[BEGIN DATA SHOWN]

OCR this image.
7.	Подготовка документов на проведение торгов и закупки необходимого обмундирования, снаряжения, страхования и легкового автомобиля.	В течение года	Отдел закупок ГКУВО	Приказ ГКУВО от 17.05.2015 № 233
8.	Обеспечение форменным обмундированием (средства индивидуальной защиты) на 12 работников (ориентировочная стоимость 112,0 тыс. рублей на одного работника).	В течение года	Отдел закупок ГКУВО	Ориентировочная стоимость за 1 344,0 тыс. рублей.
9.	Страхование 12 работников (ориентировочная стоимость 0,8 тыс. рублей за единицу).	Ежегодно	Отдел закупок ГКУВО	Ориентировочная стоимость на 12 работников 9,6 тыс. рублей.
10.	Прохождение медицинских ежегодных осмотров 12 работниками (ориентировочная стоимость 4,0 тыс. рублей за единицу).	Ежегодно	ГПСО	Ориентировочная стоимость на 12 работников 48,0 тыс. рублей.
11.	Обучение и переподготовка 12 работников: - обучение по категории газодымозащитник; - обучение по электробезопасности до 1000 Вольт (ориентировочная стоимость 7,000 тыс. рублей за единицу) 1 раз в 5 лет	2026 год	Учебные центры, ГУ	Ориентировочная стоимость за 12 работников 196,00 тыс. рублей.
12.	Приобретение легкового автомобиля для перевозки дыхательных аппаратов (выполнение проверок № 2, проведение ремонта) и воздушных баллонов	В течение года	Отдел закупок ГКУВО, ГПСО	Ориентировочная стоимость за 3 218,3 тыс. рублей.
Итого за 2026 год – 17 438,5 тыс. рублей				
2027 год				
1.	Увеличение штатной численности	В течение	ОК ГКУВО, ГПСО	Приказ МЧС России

[END DATA SHOWN]

INSTRUCTION: Write out all the records above again, exactly as they stand.

SOLVED EXERCISE:
OCR this image.
7.	Подготовка документов на проведение торгов и закупки необходимого обмундирования, снаряжения, страхования и легкового автомобиля.	В течение года	Отдел закупок ГКУВО	Приказ ГКУВО от 17.05.2015 № 233
8.	Обеспечение форменным обмундированием (средства индивидуальной защиты) на 12 работников (ориентировочная стоимость 112,0 тыс. рублей на одного работника).	В течение года	Отдел закупок ГКУВО	Ориентировочная стоимость за 1 344,0 тыс. рублей.
9.	Страхование 12 работников (ориентировочная стоимость 0,8 тыс. рублей за единицу).	Ежегодно	Отдел закупок ГКУВО	Ориентировочная стоимость на 12 работников 9,6 тыс. рублей.
10.	Прохождение медицинских ежегодных осмотров 12 работниками (ориентировочная стоимость 4,0 тыс. рублей за единицу).	Ежегодно	ГПСО	Ориентировочная стоимость на 12 работников 48,0 тыс. рублей.
11.	Обучение и переподготовка 12 работников: - обучение по категории газодымозащитник; - обучение по электробезопасности до 1000 Вольт (ориентировочная стоимость 7,000 тыс. рублей за единицу) 1 раз в 5 лет	2026 год	Учебные центры, ГУ	Ориентировочная стоимость за 12 работников 196,00 тыс. рублей.
12.	Приобретение легкового автомобиля для перевозки дыхательных аппаратов (выполнение проверок № 2, проведение ремонта) и воздушных баллонов	В течение года	Отдел закупок ГКУВО, ГПСО	Ориентировочная стоимость за 3 218,3 тыс. рублей.
Итого за 2026 год – 17 438,5 тыс. рублей				
2027 год				
1.	Увеличение штатной численности	В течение	ОК ГКУВО, ГПСО	Приказ МЧС России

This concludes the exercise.